§ REQUIREMENT
Return each line below that contains the string "letter", copying the lines unchanged.
* Start *
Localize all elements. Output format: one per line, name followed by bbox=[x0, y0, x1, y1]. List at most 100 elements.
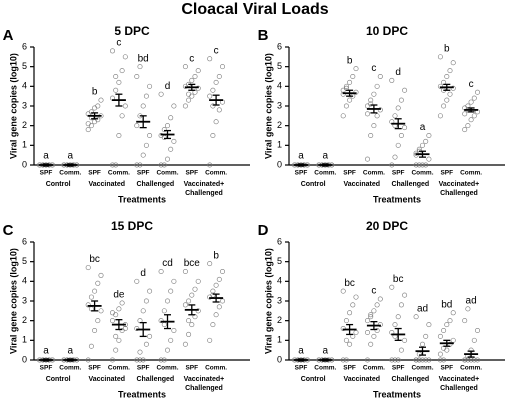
panel-title: 20 DPC bbox=[366, 219, 408, 233]
data-point bbox=[343, 337, 349, 343]
data-point bbox=[85, 302, 91, 308]
category-label: SPF bbox=[88, 365, 101, 372]
data-point bbox=[220, 298, 226, 304]
data-point bbox=[419, 162, 425, 168]
data-point bbox=[392, 357, 398, 363]
data-point bbox=[171, 327, 177, 333]
data-point bbox=[413, 152, 419, 158]
data-point bbox=[437, 83, 443, 89]
data-point bbox=[450, 60, 456, 66]
data-point bbox=[402, 292, 408, 298]
data-point bbox=[143, 142, 149, 148]
group-label: Vaccinated+ bbox=[184, 376, 225, 383]
data-point bbox=[364, 111, 370, 117]
data-point bbox=[210, 288, 216, 294]
category-label: SPF bbox=[343, 365, 356, 372]
data-point bbox=[207, 93, 213, 99]
data-point bbox=[347, 97, 353, 103]
data-point bbox=[441, 103, 447, 109]
category-label: Comm. bbox=[156, 365, 178, 372]
y-tick-label: 2 bbox=[22, 315, 27, 325]
data-point bbox=[140, 103, 146, 109]
group-label: Vaccinated+ bbox=[439, 376, 480, 383]
data-point bbox=[116, 133, 122, 139]
y-tick-label: 3 bbox=[22, 295, 27, 305]
data-point bbox=[353, 294, 359, 300]
data-point bbox=[98, 272, 104, 278]
data-point bbox=[343, 357, 349, 363]
data-point bbox=[423, 138, 429, 144]
data-point bbox=[147, 83, 153, 89]
data-point bbox=[186, 298, 192, 304]
data-point bbox=[444, 74, 450, 80]
data-point bbox=[92, 105, 98, 111]
data-point bbox=[137, 64, 143, 70]
data-point bbox=[447, 68, 453, 74]
data-point bbox=[168, 337, 174, 343]
category-label: Comm. bbox=[411, 170, 433, 177]
data-point bbox=[216, 74, 222, 80]
data-point bbox=[143, 341, 149, 347]
category-label: Comm. bbox=[205, 170, 227, 177]
data-point bbox=[113, 312, 119, 318]
data-point bbox=[350, 302, 356, 308]
data-point bbox=[95, 117, 101, 123]
data-point bbox=[189, 292, 195, 298]
y-tick-label: 6 bbox=[277, 41, 282, 51]
group-label: Challenged bbox=[136, 376, 174, 383]
data-point bbox=[444, 322, 450, 328]
y-tick-label: 3 bbox=[277, 295, 282, 305]
data-point bbox=[377, 107, 383, 113]
data-point bbox=[368, 312, 374, 318]
y-tick-label: 1 bbox=[22, 140, 27, 150]
y-tick-label: 6 bbox=[277, 236, 282, 246]
y-tick-label: 3 bbox=[277, 100, 282, 110]
category-label: Comm. bbox=[59, 170, 81, 177]
significance-letter: b bbox=[444, 43, 450, 54]
data-point bbox=[122, 103, 128, 109]
y-tick-label: 4 bbox=[22, 276, 27, 286]
y-tick-label: 5 bbox=[22, 256, 27, 266]
data-point bbox=[98, 97, 104, 103]
data-point bbox=[468, 99, 474, 105]
data-point bbox=[165, 156, 171, 162]
data-point bbox=[374, 83, 380, 89]
y-tick-label: 6 bbox=[22, 41, 27, 51]
significance-letter: a bbox=[43, 151, 49, 162]
data-point bbox=[441, 357, 447, 363]
significance-letter: d bbox=[165, 81, 171, 92]
data-point bbox=[119, 68, 125, 74]
y-tick-label: 5 bbox=[22, 61, 27, 71]
data-point bbox=[402, 87, 408, 93]
data-point bbox=[402, 337, 408, 343]
data-point bbox=[116, 337, 122, 343]
data-point bbox=[182, 302, 188, 308]
y-tick-label: 4 bbox=[22, 81, 27, 91]
category-label: Comm. bbox=[205, 365, 227, 372]
y-tick-label: 1 bbox=[277, 335, 282, 345]
significance-letter: a bbox=[420, 122, 426, 133]
data-point bbox=[192, 74, 198, 80]
data-point bbox=[447, 91, 453, 97]
category-label: Comm. bbox=[314, 170, 336, 177]
panel-letter: B bbox=[258, 27, 269, 44]
x-axis-label: Treatments bbox=[118, 389, 166, 399]
data-point bbox=[113, 162, 119, 168]
y-tick-label: 5 bbox=[277, 61, 282, 71]
data-point bbox=[444, 97, 450, 103]
y-tick-label: 5 bbox=[277, 256, 282, 266]
panel-title: 15 DPC bbox=[111, 219, 153, 233]
x-axis-label: Treatments bbox=[118, 194, 166, 204]
data-point bbox=[377, 74, 383, 80]
significance-letter: c bbox=[371, 63, 376, 74]
data-point bbox=[158, 162, 164, 168]
data-point bbox=[423, 357, 429, 363]
data-point bbox=[186, 91, 192, 97]
data-point bbox=[110, 162, 116, 168]
data-point bbox=[471, 113, 477, 119]
data-point bbox=[343, 83, 349, 89]
significance-letter: b bbox=[213, 250, 219, 261]
x-axis-label: Treatments bbox=[373, 389, 421, 399]
data-point bbox=[113, 347, 119, 353]
data-point bbox=[189, 322, 195, 328]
* End *
§ FINISHED ANSWER
significance-letter: b bbox=[444, 43, 450, 54]
significance-letter: a bbox=[43, 151, 49, 162]
significance-letter: d bbox=[165, 81, 171, 92]
significance-letter: a bbox=[420, 122, 426, 133]
panel-letter: B bbox=[258, 27, 269, 44]
significance-letter: c bbox=[371, 63, 376, 74]
significance-letter: b bbox=[213, 250, 219, 261]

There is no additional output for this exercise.